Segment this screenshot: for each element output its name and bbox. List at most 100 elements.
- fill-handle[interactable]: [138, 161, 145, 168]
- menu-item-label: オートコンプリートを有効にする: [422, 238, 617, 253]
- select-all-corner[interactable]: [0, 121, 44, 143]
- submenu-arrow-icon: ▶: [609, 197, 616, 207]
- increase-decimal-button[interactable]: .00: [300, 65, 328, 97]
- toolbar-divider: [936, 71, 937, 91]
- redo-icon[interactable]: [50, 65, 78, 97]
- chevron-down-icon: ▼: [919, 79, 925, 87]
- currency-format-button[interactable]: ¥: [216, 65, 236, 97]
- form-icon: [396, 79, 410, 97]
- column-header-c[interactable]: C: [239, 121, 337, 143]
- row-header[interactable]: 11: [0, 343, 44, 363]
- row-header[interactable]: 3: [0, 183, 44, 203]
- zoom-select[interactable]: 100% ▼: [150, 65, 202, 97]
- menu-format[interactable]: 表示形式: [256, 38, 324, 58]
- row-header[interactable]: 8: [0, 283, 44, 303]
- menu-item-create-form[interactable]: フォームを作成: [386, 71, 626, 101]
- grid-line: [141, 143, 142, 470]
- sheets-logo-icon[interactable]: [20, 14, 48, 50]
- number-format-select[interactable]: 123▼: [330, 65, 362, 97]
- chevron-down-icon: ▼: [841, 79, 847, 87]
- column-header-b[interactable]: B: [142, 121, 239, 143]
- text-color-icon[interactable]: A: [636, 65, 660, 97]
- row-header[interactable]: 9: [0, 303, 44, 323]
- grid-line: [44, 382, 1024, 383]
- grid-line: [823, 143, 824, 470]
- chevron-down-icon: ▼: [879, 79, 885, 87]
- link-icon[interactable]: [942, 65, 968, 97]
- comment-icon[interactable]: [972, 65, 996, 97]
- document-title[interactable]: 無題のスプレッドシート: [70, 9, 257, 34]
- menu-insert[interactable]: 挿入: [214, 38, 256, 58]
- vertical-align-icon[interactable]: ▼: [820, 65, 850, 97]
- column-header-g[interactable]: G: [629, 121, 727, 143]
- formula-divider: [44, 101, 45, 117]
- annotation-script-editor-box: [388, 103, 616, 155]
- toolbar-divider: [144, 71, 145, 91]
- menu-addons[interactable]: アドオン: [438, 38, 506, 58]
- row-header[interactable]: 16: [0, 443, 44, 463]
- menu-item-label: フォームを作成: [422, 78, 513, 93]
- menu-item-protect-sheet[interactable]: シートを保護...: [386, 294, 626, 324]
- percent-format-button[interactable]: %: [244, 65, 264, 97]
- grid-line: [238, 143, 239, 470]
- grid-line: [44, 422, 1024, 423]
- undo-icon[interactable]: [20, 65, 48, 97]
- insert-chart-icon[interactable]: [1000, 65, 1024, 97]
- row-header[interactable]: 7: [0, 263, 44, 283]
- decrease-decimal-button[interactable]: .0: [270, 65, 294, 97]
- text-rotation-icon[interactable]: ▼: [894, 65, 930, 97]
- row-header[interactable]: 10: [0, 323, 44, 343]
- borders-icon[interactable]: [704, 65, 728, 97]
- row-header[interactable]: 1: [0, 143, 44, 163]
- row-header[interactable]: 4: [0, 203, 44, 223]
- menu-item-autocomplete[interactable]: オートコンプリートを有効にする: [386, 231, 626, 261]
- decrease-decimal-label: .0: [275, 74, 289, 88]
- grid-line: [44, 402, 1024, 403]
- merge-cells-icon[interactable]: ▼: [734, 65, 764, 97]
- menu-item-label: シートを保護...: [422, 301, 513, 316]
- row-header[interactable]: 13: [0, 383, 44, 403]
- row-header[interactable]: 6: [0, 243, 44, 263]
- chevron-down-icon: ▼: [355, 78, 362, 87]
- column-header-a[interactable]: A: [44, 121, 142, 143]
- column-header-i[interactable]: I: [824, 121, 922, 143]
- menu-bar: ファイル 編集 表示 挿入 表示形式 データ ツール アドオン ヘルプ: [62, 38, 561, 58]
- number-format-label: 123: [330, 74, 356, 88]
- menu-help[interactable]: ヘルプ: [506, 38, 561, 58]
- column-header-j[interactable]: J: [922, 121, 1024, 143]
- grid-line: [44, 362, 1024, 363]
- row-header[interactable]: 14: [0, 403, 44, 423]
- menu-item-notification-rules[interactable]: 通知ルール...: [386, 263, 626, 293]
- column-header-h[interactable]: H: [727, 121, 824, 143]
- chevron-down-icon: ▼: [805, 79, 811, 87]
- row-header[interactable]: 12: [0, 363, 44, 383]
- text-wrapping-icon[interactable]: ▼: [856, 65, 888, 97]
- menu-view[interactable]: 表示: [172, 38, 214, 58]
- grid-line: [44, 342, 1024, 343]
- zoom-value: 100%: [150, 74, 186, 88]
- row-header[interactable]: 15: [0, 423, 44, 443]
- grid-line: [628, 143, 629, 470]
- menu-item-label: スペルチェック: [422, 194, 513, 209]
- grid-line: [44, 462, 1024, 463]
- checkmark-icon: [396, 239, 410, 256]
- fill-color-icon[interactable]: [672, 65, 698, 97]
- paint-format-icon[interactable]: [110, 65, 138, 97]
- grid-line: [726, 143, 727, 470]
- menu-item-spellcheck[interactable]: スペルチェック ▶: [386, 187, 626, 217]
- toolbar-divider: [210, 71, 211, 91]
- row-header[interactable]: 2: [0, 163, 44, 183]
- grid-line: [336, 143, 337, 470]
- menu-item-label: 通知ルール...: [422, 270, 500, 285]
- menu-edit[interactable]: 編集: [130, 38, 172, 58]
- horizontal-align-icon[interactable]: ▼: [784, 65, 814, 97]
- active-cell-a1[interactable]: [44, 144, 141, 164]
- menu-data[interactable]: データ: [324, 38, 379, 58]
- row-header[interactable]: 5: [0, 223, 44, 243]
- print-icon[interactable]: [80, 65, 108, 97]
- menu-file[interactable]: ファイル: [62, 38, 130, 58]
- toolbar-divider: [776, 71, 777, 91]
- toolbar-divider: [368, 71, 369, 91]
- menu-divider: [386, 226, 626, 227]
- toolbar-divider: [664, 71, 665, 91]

Aufgabenziel: Schreiben Sie sämtliche Zeilen des obigen Materials ohne jede Änderung ab.

Schriftliche Antwort:
Segment this screenshot: for each element output its name and bbox. List at most 100 elements.
- fill-handle[interactable]: [138, 161, 145, 168]
- menu-item-label: オートコンプリートを有効にする: [422, 238, 617, 253]
- select-all-corner[interactable]: [0, 121, 44, 143]
- submenu-arrow-icon: ▶: [609, 197, 616, 207]
- increase-decimal-button[interactable]: .00: [300, 65, 328, 97]
- toolbar-divider: [936, 71, 937, 91]
- redo-icon[interactable]: [50, 65, 78, 97]
- chevron-down-icon: ▼: [919, 79, 925, 87]
- currency-format-button[interactable]: ¥: [216, 65, 236, 97]
- form-icon: [396, 79, 410, 97]
- column-header-c[interactable]: C: [239, 121, 337, 143]
- row-header[interactable]: 11: [0, 343, 44, 363]
- row-header[interactable]: 3: [0, 183, 44, 203]
- zoom-select[interactable]: 100% ▼: [150, 65, 202, 97]
- menu-format[interactable]: 表示形式: [256, 38, 324, 58]
- row-header[interactable]: 8: [0, 283, 44, 303]
- menu-item-create-form[interactable]: フォームを作成: [386, 71, 626, 101]
- grid-line: [141, 143, 142, 470]
- sheets-logo-icon[interactable]: [20, 14, 48, 50]
- number-format-select[interactable]: 123▼: [330, 65, 362, 97]
- chevron-down-icon: ▼: [841, 79, 847, 87]
- column-header-b[interactable]: B: [142, 121, 239, 143]
- text-color-icon[interactable]: A: [636, 65, 660, 97]
- row-header[interactable]: 9: [0, 303, 44, 323]
- grid-line: [44, 382, 1024, 383]
- grid-line: [823, 143, 824, 470]
- chevron-down-icon: ▼: [879, 79, 885, 87]
- link-icon[interactable]: [942, 65, 968, 97]
- comment-icon[interactable]: [972, 65, 996, 97]
- document-title[interactable]: 無題のスプレッドシート: [70, 9, 257, 34]
- menu-insert[interactable]: 挿入: [214, 38, 256, 58]
- vertical-align-icon[interactable]: ▼: [820, 65, 850, 97]
- column-header-g[interactable]: G: [629, 121, 727, 143]
- formula-divider: [44, 101, 45, 117]
- annotation-script-editor-box: [388, 103, 616, 155]
- toolbar-divider: [144, 71, 145, 91]
- menu-addons[interactable]: アドオン: [438, 38, 506, 58]
- row-header[interactable]: 16: [0, 443, 44, 463]
- menu-item-label: フォームを作成: [422, 78, 513, 93]
- menu-item-protect-sheet[interactable]: シートを保護...: [386, 294, 626, 324]
- percent-format-button[interactable]: %: [244, 65, 264, 97]
- grid-line: [238, 143, 239, 470]
- grid-line: [44, 422, 1024, 423]
- undo-icon[interactable]: [20, 65, 48, 97]
- insert-chart-icon[interactable]: [1000, 65, 1024, 97]
- row-header[interactable]: 7: [0, 263, 44, 283]
- decrease-decimal-button[interactable]: .0: [270, 65, 294, 97]
- text-rotation-icon[interactable]: ▼: [894, 65, 930, 97]
- row-header[interactable]: 10: [0, 323, 44, 343]
- borders-icon[interactable]: [704, 65, 728, 97]
- row-header[interactable]: 1: [0, 143, 44, 163]
- row-header[interactable]: 4: [0, 203, 44, 223]
- menu-item-autocomplete[interactable]: オートコンプリートを有効にする: [386, 231, 626, 261]
- decrease-decimal-label: .0: [275, 74, 289, 88]
- grid-line: [44, 402, 1024, 403]
- merge-cells-icon[interactable]: ▼: [734, 65, 764, 97]
- menu-item-label: シートを保護...: [422, 301, 513, 316]
- row-header[interactable]: 13: [0, 383, 44, 403]
- row-header[interactable]: 6: [0, 243, 44, 263]
- chevron-down-icon: ▼: [355, 78, 362, 87]
- column-header-a[interactable]: A: [44, 121, 142, 143]
- column-header-i[interactable]: I: [824, 121, 922, 143]
- menu-bar: ファイル 編集 表示 挿入 表示形式 データ ツール アドオン ヘルプ: [62, 38, 561, 58]
- number-format-label: 123: [330, 74, 356, 88]
- menu-help[interactable]: ヘルプ: [506, 38, 561, 58]
- column-header-j[interactable]: J: [922, 121, 1024, 143]
- grid-line: [44, 362, 1024, 363]
- row-header[interactable]: 14: [0, 403, 44, 423]
- menu-item-notification-rules[interactable]: 通知ルール...: [386, 263, 626, 293]
- column-header-h[interactable]: H: [727, 121, 824, 143]
- chevron-down-icon: ▼: [805, 79, 811, 87]
- row-header[interactable]: 12: [0, 363, 44, 383]
- text-wrapping-icon[interactable]: ▼: [856, 65, 888, 97]
- menu-view[interactable]: 表示: [172, 38, 214, 58]
- grid-line: [44, 342, 1024, 343]
- zoom-value: 100%: [150, 74, 186, 88]
- row-header[interactable]: 15: [0, 423, 44, 443]
- grid-line: [628, 143, 629, 470]
- menu-item-label: スペルチェック: [422, 194, 513, 209]
- grid-line: [44, 462, 1024, 463]
- checkmark-icon: [396, 239, 410, 256]
- fill-color-icon[interactable]: [672, 65, 698, 97]
- paint-format-icon[interactable]: [110, 65, 138, 97]
- grid-line: [726, 143, 727, 470]
- menu-item-spellcheck[interactable]: スペルチェック ▶: [386, 187, 626, 217]
- toolbar-divider: [210, 71, 211, 91]
- row-header[interactable]: 2: [0, 163, 44, 183]
- grid-line: [336, 143, 337, 470]
- menu-item-label: 通知ルール...: [422, 270, 500, 285]
- menu-edit[interactable]: 編集: [130, 38, 172, 58]
- horizontal-align-icon[interactable]: ▼: [784, 65, 814, 97]
- active-cell-a1[interactable]: [44, 144, 141, 164]
- menu-data[interactable]: データ: [324, 38, 379, 58]
- row-header[interactable]: 5: [0, 223, 44, 243]
- print-icon[interactable]: [80, 65, 108, 97]
- menu-file[interactable]: ファイル: [62, 38, 130, 58]
- toolbar-divider: [776, 71, 777, 91]
- toolbar-divider: [368, 71, 369, 91]
- menu-divider: [386, 226, 626, 227]
- toolbar-divider: [664, 71, 665, 91]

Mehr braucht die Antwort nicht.